- **Set problem**
Please turn the records, from their first line through the line containing "node-code-c64: c64 [1156,1088,1200,1118]", into a Markdown table with the columns Row and Line, skipping any blank lines.

** Begin Information given **

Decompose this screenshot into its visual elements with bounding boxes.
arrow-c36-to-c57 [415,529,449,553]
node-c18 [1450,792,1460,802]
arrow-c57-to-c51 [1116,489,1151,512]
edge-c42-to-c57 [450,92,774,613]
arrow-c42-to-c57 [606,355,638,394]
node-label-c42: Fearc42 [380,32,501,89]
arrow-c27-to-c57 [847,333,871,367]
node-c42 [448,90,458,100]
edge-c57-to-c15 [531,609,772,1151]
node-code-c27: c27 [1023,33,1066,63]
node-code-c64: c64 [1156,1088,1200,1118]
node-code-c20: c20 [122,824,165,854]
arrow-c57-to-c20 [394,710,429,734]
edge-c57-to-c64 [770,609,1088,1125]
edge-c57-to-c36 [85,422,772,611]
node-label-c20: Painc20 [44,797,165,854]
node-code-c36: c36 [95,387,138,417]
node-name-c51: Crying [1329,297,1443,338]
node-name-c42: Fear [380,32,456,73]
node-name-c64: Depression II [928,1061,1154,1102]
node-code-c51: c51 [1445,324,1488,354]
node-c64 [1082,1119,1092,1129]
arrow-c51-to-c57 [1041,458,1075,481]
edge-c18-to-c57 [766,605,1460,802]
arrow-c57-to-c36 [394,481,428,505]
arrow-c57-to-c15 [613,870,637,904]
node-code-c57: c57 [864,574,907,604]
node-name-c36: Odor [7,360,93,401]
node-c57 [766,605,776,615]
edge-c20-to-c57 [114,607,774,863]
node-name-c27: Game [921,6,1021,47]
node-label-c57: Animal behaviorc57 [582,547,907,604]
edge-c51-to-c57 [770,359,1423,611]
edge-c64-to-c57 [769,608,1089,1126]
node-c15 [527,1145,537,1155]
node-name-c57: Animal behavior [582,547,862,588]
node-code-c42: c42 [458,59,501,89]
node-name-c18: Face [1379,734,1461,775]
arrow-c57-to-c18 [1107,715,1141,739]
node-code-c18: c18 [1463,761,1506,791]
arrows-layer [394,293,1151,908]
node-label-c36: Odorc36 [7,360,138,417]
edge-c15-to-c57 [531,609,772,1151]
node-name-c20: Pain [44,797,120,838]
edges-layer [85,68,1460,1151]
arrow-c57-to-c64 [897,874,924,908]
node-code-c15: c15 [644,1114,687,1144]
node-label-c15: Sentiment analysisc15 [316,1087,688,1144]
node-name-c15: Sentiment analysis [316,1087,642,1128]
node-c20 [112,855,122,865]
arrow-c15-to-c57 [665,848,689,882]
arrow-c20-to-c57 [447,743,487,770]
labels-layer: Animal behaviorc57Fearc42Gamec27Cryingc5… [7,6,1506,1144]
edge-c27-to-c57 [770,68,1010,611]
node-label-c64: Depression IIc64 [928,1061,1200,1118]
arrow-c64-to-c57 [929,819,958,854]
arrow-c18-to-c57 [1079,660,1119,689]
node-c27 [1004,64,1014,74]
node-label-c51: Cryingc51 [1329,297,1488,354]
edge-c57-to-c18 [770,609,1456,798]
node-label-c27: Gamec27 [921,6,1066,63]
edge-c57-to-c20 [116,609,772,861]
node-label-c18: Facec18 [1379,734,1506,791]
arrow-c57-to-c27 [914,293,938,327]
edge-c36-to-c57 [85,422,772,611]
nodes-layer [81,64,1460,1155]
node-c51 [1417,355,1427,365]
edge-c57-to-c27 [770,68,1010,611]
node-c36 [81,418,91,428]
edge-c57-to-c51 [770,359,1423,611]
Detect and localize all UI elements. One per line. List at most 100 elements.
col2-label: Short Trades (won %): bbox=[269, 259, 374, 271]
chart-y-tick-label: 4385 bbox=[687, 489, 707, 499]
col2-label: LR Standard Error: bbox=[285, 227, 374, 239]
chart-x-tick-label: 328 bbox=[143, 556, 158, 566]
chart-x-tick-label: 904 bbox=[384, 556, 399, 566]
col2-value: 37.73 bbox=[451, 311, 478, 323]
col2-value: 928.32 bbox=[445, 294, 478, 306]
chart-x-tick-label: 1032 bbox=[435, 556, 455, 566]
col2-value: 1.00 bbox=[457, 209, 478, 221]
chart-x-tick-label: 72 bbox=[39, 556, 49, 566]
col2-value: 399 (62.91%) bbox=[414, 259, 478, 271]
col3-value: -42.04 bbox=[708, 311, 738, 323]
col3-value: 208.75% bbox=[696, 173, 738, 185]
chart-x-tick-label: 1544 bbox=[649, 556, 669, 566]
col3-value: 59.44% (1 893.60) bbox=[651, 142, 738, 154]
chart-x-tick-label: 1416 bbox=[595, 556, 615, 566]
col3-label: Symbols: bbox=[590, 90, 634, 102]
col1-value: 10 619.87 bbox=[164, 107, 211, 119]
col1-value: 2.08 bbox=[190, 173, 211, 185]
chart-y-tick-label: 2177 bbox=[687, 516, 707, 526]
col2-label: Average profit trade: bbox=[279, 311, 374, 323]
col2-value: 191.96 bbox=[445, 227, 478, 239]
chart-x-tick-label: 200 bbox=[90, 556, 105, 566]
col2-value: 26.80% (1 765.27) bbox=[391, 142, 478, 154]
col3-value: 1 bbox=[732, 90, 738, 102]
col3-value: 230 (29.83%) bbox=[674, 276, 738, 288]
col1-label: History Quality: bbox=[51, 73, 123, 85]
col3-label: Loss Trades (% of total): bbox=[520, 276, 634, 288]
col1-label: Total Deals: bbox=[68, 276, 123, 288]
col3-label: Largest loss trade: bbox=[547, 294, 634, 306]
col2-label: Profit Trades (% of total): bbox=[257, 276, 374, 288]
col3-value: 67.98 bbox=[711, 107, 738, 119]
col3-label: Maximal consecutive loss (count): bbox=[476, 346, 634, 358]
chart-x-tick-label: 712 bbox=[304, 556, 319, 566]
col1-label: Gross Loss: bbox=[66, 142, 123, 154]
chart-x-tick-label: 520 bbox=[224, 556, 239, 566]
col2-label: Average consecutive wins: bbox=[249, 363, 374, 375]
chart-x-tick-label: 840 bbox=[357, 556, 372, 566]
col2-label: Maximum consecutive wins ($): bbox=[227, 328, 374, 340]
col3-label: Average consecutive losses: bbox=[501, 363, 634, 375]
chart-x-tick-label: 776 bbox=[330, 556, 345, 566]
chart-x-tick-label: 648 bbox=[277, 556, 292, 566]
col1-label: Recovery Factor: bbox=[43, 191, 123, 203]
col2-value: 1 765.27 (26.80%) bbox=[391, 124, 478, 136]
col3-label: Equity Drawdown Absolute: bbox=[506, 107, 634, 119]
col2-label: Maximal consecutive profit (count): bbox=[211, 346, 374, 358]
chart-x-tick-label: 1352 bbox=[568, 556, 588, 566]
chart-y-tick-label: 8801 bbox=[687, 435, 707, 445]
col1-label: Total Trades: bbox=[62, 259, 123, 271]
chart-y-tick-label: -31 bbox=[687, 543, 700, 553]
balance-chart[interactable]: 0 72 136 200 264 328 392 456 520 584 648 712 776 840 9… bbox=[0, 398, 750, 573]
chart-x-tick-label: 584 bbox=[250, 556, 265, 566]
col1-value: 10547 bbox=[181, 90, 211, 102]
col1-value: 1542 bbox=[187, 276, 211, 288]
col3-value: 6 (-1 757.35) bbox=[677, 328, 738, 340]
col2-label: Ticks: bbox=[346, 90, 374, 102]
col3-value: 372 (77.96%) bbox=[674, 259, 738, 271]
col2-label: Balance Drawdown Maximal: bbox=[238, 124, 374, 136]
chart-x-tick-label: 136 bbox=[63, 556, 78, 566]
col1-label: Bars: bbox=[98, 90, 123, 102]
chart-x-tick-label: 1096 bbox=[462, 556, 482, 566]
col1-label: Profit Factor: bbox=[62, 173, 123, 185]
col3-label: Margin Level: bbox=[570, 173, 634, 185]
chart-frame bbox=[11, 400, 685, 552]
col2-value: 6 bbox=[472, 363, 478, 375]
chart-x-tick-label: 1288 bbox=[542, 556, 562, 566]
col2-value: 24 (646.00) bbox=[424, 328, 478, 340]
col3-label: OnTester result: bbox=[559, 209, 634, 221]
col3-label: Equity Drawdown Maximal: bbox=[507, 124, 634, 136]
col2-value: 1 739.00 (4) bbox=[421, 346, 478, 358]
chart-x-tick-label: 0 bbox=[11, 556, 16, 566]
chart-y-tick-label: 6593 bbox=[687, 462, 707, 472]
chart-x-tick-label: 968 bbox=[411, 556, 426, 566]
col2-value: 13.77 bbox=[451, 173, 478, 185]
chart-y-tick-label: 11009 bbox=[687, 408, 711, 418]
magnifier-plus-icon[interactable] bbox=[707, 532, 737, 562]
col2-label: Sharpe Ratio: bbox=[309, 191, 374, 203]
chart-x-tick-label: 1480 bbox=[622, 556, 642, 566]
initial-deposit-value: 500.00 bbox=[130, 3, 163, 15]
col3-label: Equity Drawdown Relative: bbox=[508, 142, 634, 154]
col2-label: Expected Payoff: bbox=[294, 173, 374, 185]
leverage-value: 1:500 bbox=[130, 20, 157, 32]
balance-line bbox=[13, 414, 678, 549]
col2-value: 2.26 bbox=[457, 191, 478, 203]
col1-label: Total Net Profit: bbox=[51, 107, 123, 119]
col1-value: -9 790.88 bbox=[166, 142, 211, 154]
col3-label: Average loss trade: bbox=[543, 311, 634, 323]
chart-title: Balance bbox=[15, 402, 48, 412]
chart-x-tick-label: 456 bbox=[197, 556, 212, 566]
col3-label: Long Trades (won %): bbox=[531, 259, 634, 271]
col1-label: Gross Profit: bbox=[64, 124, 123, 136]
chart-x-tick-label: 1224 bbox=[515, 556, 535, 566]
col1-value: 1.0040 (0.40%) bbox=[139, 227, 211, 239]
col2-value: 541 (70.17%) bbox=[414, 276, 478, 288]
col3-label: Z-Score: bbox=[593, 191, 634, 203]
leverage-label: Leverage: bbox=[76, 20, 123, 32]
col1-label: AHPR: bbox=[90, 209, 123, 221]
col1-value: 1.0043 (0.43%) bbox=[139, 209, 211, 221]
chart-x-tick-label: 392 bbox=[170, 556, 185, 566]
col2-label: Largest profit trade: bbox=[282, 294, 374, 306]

** End Information given **

- **Solution to this problem**
| Row | Line |
|---|---|
| 1 | Decompose this screenshot into its visual elements with bounding boxes. |
| 2 | arrow-c36-to-c57 [415,529,449,553] |
| 3 | node-c18 [1450,792,1460,802] |
| 4 | arrow-c57-to-c51 [1116,489,1151,512] |
| 5 | edge-c42-to-c57 [450,92,774,613] |
| 6 | arrow-c42-to-c57 [606,355,638,394] |
| 7 | node-label-c42: Fearc42 [380,32,501,89] |
| 8 | arrow-c27-to-c57 [847,333,871,367] |
| 9 | node-c42 [448,90,458,100] |
| 10 | edge-c57-to-c15 [531,609,772,1151] |
| 11 | node-code-c27: c27 [1023,33,1066,63] |
| 12 | node-code-c64: c64 [1156,1088,1200,1118] |